▶ **Provided data**
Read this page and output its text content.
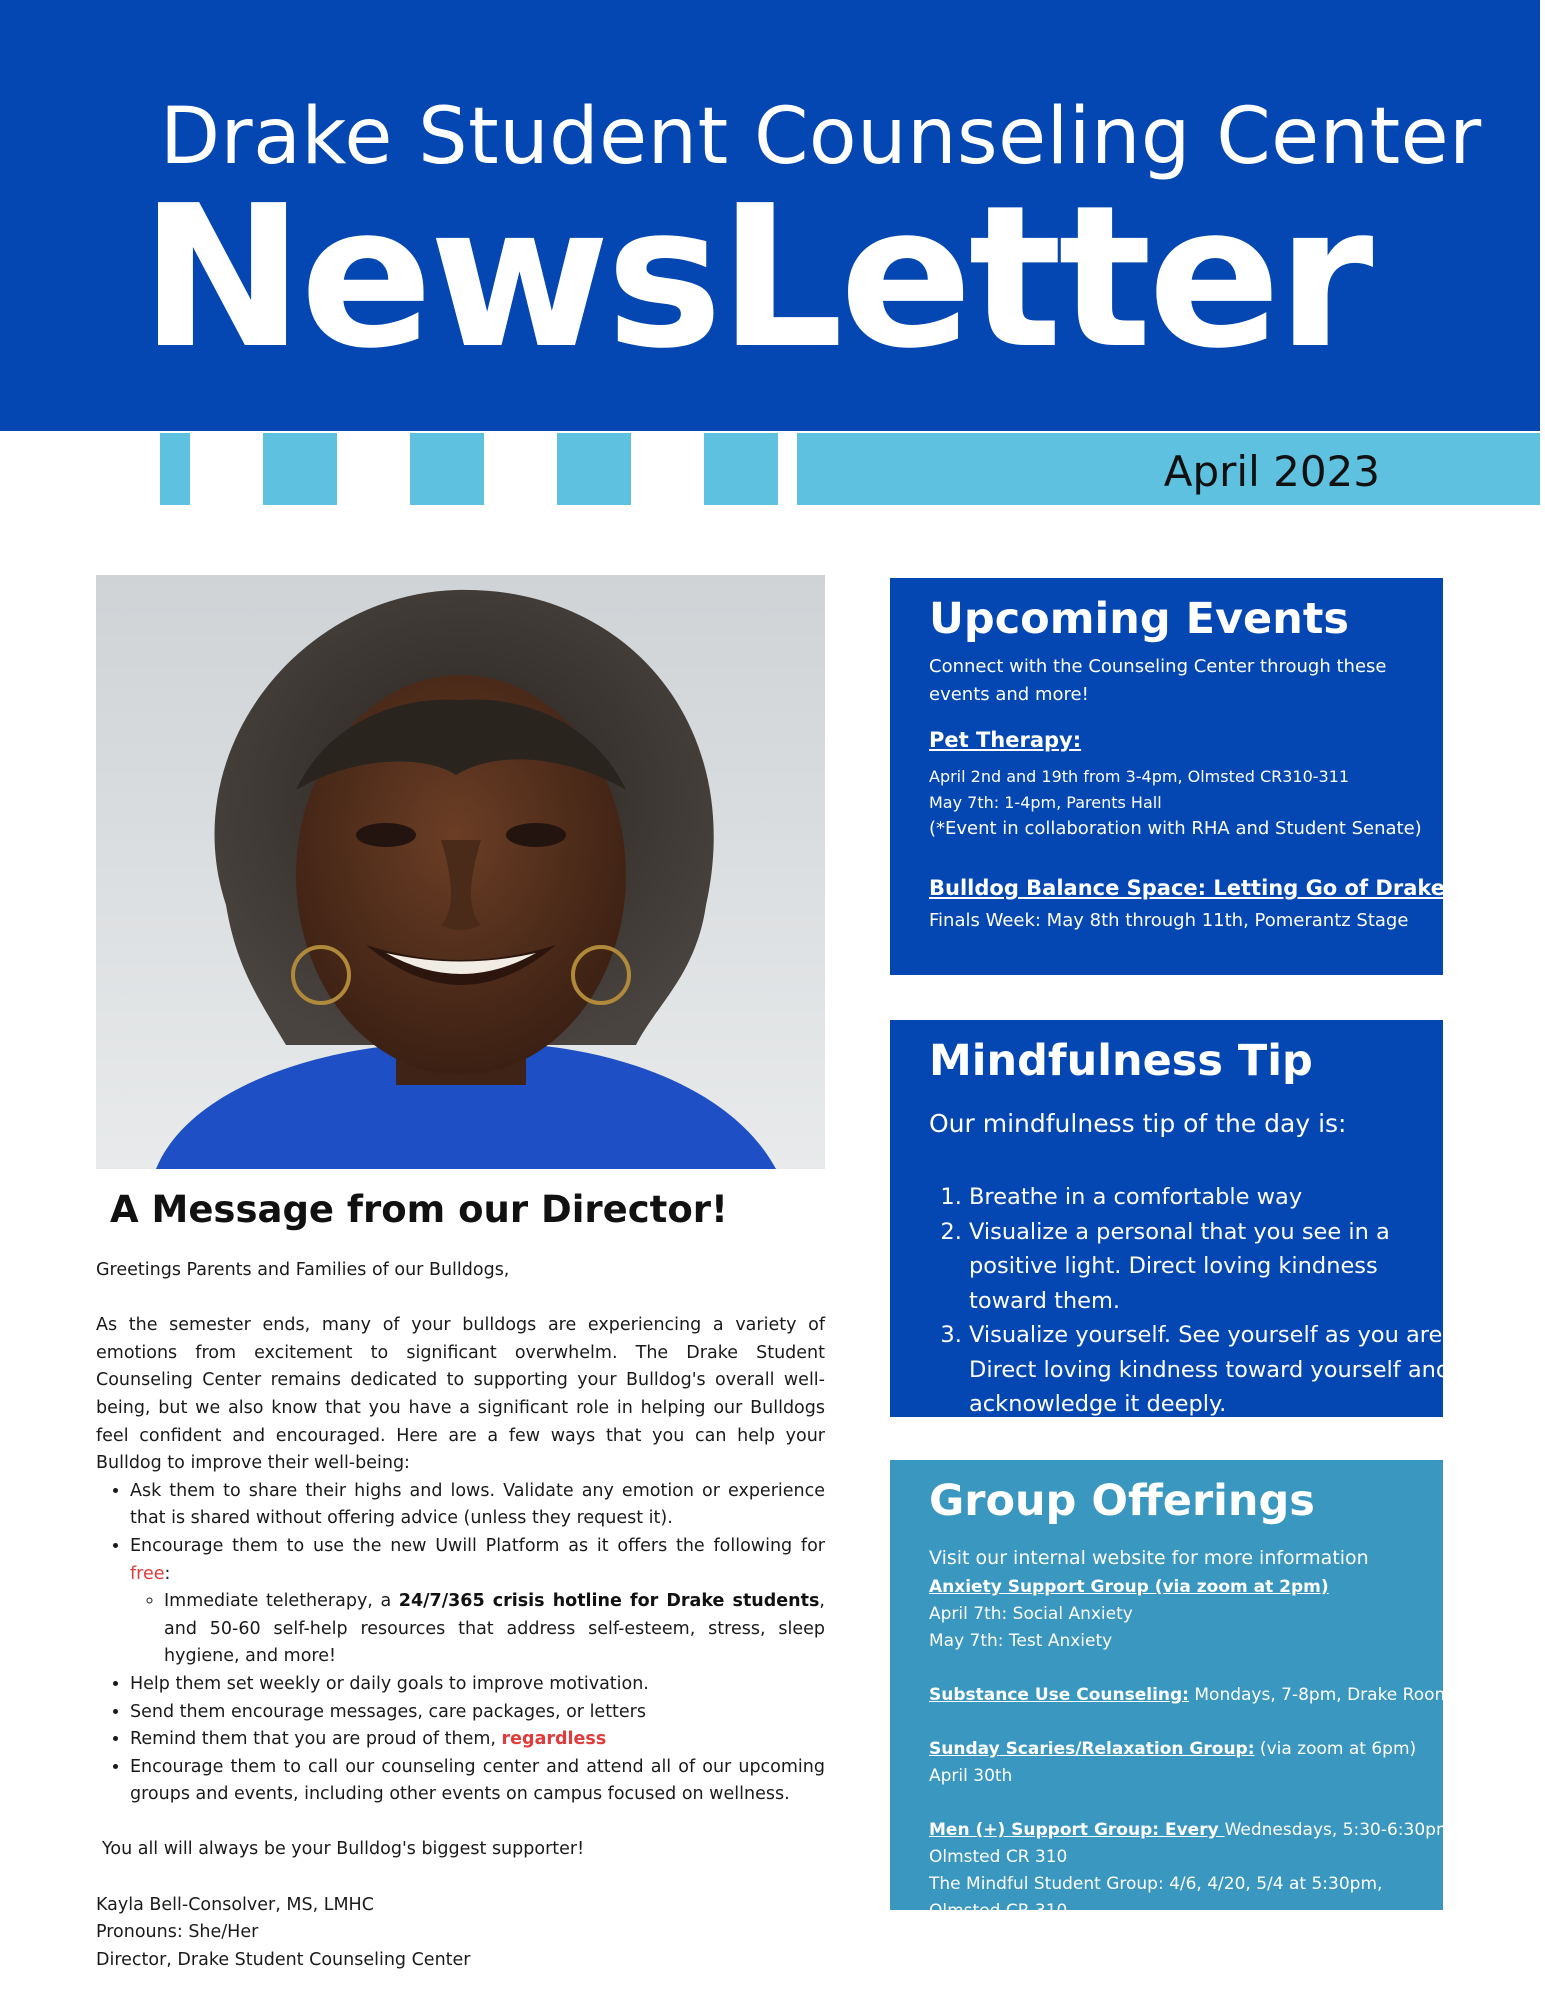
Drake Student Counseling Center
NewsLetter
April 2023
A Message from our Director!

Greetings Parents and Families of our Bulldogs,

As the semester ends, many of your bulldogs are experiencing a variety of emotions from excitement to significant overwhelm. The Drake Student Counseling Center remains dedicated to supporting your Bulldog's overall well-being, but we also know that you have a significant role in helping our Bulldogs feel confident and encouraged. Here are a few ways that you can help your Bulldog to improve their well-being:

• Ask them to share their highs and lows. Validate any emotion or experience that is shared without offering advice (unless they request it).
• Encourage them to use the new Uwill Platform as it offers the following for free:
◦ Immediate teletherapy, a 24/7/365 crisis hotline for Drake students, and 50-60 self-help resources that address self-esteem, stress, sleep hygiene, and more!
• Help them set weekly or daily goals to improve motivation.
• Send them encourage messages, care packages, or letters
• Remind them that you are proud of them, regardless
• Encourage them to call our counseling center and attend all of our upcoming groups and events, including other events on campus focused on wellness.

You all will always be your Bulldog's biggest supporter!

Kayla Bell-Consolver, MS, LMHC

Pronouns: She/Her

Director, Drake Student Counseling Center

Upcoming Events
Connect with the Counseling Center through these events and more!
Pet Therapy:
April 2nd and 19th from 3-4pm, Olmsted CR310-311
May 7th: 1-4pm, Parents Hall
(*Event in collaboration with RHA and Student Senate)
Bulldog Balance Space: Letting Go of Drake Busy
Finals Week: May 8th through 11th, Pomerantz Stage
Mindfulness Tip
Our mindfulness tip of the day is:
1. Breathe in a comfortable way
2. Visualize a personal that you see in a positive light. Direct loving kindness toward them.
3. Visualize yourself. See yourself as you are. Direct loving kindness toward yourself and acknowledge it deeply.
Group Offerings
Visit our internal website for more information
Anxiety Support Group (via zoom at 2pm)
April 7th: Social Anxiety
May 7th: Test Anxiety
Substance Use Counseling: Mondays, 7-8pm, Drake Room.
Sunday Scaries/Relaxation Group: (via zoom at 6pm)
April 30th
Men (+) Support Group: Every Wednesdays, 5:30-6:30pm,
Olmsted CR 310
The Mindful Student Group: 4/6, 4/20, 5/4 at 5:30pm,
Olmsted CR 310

==

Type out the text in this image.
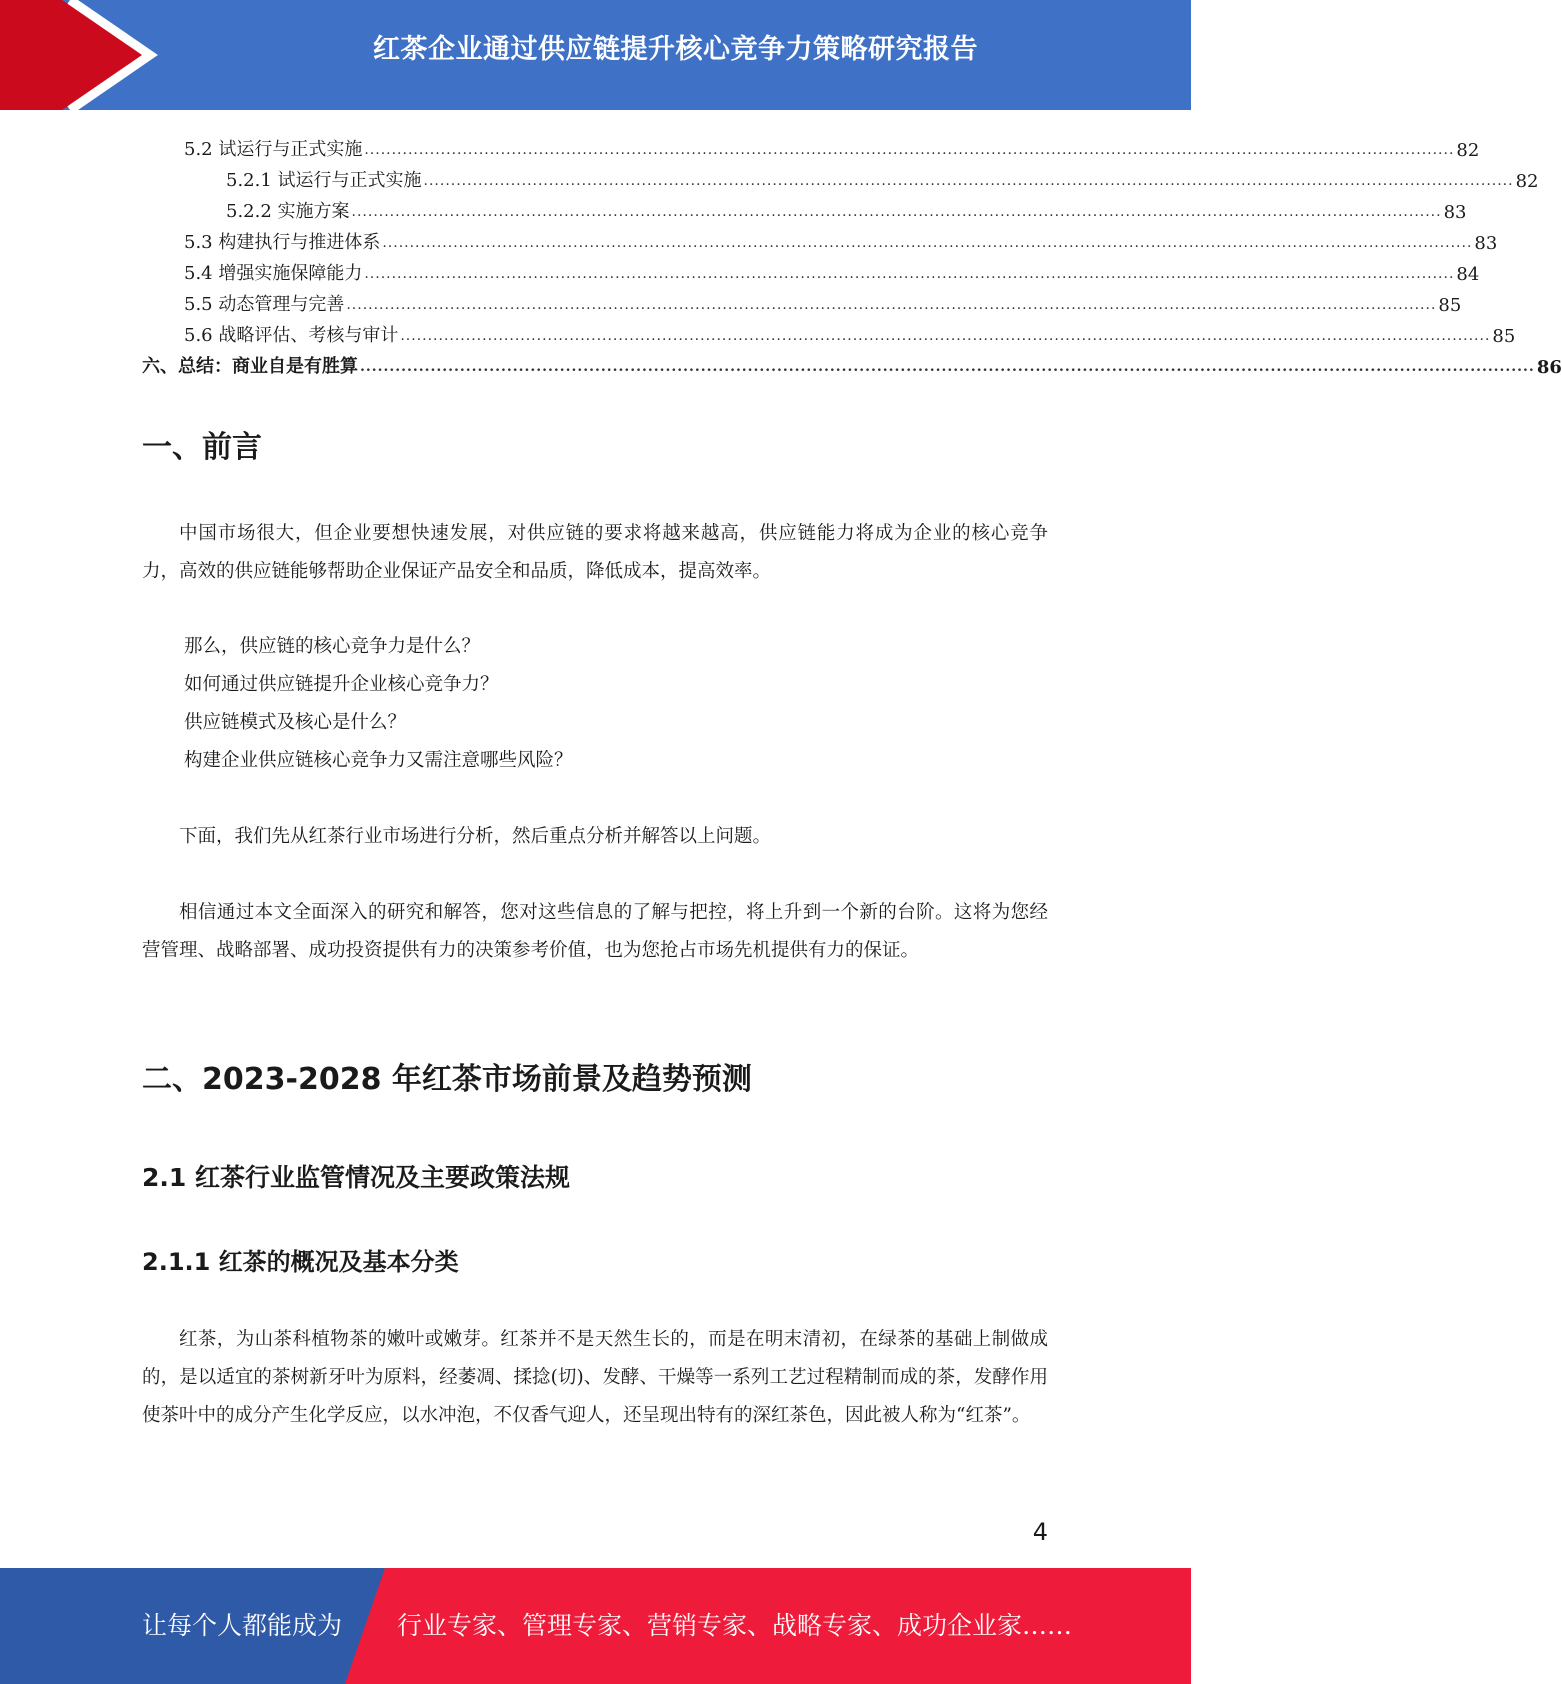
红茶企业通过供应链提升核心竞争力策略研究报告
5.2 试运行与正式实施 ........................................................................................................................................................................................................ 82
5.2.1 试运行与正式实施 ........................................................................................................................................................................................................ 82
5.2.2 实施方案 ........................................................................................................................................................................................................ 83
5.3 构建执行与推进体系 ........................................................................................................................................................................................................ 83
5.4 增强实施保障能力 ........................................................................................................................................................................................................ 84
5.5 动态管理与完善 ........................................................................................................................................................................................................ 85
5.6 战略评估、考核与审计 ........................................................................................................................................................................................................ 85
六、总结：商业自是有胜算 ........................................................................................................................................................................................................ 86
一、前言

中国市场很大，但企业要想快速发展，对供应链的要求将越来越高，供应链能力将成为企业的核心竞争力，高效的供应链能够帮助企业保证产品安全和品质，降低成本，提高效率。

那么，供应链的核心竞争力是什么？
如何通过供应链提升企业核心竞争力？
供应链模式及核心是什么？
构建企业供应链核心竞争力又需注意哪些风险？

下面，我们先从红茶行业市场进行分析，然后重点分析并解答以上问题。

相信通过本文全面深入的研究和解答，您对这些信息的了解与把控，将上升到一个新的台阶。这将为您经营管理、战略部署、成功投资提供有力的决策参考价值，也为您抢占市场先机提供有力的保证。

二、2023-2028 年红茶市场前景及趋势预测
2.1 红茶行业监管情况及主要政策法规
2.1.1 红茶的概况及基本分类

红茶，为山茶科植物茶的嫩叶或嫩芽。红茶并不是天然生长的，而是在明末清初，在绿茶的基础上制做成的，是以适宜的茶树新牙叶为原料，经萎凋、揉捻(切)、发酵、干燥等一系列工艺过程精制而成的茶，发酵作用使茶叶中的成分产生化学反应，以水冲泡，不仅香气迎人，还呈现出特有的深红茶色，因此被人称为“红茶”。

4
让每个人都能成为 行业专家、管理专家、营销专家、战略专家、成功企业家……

▶ **Problem requirements**
Select every line in the material above where the string "Anxiety" occurs, and copy it.

▶ **Result**
Anxiety Support Group (via zoom at 2pm)
April 7th: Social Anxiety
May 7th: Test Anxiety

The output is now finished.